▶ _EXERCISE GOAL_
Your answer should be one number: the count of lines in these entries that hold the word "દલપતભ".

==== RECORDS FOR THIS TASK

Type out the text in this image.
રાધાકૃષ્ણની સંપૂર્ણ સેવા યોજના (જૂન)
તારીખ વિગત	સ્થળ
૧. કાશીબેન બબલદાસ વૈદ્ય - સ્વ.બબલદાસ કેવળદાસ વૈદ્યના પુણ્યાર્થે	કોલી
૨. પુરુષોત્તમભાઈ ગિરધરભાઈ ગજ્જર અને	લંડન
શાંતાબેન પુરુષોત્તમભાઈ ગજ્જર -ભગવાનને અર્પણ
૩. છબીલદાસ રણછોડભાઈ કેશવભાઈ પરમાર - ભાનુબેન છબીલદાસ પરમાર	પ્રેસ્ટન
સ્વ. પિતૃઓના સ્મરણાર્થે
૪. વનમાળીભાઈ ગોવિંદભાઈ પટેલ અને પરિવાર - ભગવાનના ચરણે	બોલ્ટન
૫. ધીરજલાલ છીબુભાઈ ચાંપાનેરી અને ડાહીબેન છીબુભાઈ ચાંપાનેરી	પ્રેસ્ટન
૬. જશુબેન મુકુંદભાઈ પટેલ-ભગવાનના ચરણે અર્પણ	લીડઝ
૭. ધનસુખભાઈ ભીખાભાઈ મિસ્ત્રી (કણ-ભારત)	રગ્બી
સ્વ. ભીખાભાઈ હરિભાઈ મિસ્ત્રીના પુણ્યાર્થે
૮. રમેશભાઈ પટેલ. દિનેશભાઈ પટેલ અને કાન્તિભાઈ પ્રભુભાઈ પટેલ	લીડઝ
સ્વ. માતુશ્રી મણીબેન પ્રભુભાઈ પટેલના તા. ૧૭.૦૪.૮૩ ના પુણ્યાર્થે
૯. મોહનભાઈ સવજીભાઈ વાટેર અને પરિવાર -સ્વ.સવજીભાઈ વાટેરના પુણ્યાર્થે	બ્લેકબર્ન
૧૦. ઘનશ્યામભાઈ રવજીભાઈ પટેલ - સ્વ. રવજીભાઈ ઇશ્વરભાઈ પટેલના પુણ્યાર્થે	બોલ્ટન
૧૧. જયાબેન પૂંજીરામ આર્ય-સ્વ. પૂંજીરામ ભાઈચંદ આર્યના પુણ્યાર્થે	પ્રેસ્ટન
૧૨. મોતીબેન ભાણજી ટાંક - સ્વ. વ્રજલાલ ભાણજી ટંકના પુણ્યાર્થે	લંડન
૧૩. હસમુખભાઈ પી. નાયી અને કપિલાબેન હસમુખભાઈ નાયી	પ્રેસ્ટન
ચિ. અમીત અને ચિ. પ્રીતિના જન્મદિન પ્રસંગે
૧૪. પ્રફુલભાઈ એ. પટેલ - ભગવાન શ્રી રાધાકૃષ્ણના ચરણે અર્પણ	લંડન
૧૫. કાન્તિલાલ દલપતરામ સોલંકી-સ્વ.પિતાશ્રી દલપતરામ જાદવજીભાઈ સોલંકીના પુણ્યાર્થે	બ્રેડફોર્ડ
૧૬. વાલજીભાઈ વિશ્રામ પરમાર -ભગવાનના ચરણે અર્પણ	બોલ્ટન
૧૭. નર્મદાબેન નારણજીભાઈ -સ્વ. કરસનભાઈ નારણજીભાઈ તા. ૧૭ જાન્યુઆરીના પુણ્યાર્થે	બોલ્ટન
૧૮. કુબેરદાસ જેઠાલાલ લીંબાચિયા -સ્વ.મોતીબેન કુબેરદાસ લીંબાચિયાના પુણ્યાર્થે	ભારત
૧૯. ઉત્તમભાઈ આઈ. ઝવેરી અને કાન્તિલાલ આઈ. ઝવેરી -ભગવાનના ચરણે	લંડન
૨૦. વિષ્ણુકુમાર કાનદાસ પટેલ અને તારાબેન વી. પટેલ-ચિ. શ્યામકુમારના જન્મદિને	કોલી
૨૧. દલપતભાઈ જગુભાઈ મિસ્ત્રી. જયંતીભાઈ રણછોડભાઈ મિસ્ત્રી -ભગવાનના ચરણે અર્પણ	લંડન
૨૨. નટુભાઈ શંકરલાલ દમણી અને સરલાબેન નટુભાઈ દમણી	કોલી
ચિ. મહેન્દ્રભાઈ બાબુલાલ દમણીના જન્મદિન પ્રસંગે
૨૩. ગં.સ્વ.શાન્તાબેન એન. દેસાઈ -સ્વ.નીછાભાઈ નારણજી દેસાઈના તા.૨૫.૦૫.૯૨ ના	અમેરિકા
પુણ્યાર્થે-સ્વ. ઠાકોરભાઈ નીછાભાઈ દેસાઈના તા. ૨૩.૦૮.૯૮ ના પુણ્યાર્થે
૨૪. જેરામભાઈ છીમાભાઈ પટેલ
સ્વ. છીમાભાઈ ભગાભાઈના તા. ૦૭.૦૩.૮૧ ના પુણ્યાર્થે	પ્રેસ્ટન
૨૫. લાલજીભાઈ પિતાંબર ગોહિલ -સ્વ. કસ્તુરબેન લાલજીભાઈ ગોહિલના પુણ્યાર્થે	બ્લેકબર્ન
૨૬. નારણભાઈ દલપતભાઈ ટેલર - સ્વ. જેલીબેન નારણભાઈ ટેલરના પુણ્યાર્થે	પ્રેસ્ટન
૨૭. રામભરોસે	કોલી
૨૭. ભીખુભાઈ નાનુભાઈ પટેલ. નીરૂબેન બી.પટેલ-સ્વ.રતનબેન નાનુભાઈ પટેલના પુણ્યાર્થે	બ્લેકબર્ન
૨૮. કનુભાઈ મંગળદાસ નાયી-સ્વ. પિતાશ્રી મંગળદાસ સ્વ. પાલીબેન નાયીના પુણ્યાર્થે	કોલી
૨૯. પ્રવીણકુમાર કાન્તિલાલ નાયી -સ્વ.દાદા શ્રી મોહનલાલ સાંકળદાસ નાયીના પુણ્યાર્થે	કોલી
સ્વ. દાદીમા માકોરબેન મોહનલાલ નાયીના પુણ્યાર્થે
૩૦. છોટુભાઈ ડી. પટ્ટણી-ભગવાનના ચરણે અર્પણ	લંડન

========

▶ _FINISHED ANSWER_
2